● **Requirements**
The answer should be a single number: how many lines of the entries below hold the word "desc".

● **Data extract**
-- begin --

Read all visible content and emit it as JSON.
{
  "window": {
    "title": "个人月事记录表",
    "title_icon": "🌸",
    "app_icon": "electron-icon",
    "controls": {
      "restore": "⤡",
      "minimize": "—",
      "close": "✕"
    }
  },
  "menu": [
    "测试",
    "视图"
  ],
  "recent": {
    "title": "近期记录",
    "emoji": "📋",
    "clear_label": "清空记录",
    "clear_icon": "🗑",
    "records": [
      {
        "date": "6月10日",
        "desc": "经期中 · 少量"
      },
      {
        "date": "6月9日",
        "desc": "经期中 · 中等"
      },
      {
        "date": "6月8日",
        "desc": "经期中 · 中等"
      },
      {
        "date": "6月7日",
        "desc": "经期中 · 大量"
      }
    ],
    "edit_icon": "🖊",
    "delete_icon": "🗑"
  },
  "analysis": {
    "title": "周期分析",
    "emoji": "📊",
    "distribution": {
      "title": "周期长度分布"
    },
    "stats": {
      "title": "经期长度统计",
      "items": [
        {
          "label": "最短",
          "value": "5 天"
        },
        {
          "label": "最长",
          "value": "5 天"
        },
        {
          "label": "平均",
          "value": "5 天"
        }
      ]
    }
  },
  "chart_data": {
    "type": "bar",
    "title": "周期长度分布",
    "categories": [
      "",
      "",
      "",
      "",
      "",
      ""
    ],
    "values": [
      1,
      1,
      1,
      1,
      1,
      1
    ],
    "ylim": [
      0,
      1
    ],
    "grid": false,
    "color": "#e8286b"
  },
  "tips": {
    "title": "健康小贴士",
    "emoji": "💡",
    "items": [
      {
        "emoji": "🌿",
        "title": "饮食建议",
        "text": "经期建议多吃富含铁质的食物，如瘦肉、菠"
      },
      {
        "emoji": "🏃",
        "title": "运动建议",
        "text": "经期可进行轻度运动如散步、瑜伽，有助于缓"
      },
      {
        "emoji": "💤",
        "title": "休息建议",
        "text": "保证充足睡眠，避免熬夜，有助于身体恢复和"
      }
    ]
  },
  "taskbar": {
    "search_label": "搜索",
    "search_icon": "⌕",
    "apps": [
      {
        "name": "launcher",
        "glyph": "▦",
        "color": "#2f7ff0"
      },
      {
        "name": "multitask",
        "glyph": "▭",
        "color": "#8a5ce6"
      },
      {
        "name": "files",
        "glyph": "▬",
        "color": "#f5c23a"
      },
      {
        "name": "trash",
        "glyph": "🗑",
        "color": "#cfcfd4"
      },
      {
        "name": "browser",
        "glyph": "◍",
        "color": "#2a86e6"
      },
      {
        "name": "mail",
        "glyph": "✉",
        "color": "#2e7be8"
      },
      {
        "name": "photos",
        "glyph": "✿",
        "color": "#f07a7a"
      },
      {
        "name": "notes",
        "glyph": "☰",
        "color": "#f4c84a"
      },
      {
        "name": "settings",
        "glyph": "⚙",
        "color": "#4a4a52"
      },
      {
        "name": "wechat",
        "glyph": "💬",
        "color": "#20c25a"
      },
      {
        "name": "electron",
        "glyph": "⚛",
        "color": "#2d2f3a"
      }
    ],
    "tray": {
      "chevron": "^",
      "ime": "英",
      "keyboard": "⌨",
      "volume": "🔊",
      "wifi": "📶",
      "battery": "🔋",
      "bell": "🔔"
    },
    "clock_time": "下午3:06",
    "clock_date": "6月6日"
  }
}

-- end --

● **Correct answer**
4